BEGIN Provided data

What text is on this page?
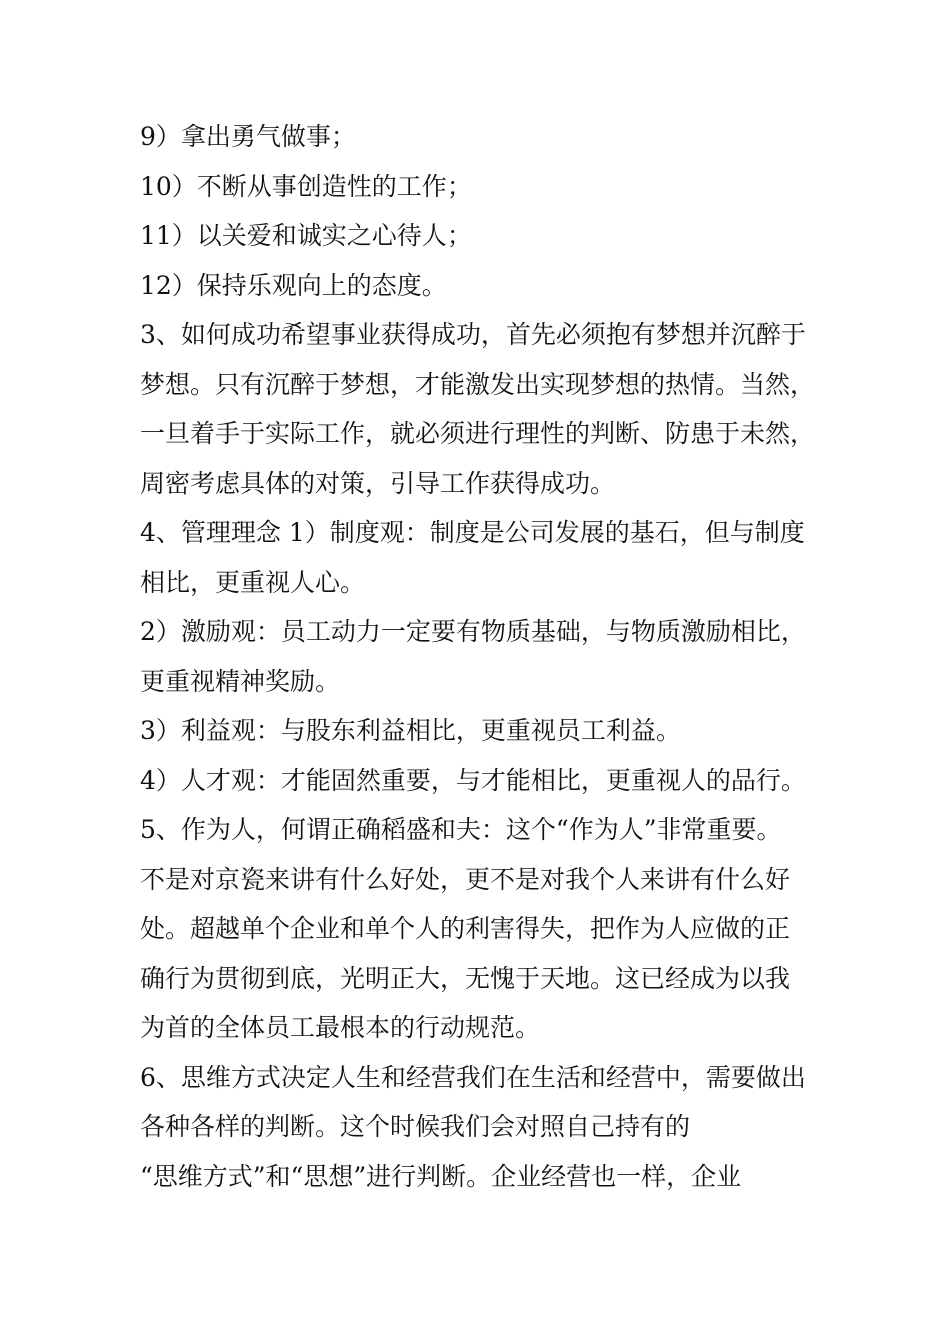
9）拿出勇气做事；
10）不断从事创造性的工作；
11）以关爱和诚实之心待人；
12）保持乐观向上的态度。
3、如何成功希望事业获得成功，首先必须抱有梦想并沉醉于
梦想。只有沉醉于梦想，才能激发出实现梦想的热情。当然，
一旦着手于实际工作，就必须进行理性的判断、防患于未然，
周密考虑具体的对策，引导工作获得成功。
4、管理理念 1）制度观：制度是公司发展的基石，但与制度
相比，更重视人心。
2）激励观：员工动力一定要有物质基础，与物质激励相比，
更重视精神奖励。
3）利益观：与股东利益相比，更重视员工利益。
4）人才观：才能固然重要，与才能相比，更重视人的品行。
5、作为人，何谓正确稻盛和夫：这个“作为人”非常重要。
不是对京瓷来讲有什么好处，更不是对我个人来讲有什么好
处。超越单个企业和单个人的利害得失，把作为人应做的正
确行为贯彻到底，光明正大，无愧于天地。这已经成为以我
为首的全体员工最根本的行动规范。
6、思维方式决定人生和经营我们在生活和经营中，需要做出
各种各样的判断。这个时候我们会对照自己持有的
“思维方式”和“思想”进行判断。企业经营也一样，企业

END Provided data

Problem
Write out the entries above word for word. Do not include the pictures.

Final result
What text is on this page?
9）拿出勇气做事；
10）不断从事创造性的工作；
11）以关爱和诚实之心待人；
12）保持乐观向上的态度。
3、如何成功希望事业获得成功，首先必须抱有梦想并沉醉于
梦想。只有沉醉于梦想，才能激发出实现梦想的热情。当然，
一旦着手于实际工作，就必须进行理性的判断、防患于未然，
周密考虑具体的对策，引导工作获得成功。
4、管理理念 1）制度观：制度是公司发展的基石，但与制度
相比，更重视人心。
2）激励观：员工动力一定要有物质基础，与物质激励相比，
更重视精神奖励。
3）利益观：与股东利益相比，更重视员工利益。
4）人才观：才能固然重要，与才能相比，更重视人的品行。
5、作为人，何谓正确稻盛和夫：这个“作为人”非常重要。
不是对京瓷来讲有什么好处，更不是对我个人来讲有什么好
处。超越单个企业和单个人的利害得失，把作为人应做的正
确行为贯彻到底，光明正大，无愧于天地。这已经成为以我
为首的全体员工最根本的行动规范。
6、思维方式决定人生和经营我们在生活和经营中，需要做出
各种各样的判断。这个时候我们会对照自己持有的
“思维方式”和“思想”进行判断。企业经营也一样，企业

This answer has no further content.